[begin DATASET CONTENT]
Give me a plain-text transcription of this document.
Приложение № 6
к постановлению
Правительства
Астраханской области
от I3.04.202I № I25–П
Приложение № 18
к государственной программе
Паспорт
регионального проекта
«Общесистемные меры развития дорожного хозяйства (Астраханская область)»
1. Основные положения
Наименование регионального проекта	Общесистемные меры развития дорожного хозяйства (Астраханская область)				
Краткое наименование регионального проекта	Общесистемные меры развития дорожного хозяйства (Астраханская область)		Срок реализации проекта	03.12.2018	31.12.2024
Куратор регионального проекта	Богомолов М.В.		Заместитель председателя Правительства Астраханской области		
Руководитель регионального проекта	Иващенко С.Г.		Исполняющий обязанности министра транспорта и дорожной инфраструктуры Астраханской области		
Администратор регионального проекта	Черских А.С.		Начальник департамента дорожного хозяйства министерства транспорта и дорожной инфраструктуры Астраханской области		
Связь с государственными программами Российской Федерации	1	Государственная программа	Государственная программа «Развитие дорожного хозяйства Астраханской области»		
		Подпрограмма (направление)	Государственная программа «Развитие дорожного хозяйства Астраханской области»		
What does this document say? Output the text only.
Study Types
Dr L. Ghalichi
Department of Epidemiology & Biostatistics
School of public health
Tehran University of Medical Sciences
[end DATASET CONTENT]
■ **TASK TO CARRY OUT**
Extract, verbatim, the lines from the one containing "What does this" through the last line of the listing above.

■ **EXPECTED OUTPUT**
What does this document say? Output the text only.
Study Types
Dr L. Ghalichi
Department of Epidemiology & Biostatistics
School of public health
Tehran University of Medical Sciences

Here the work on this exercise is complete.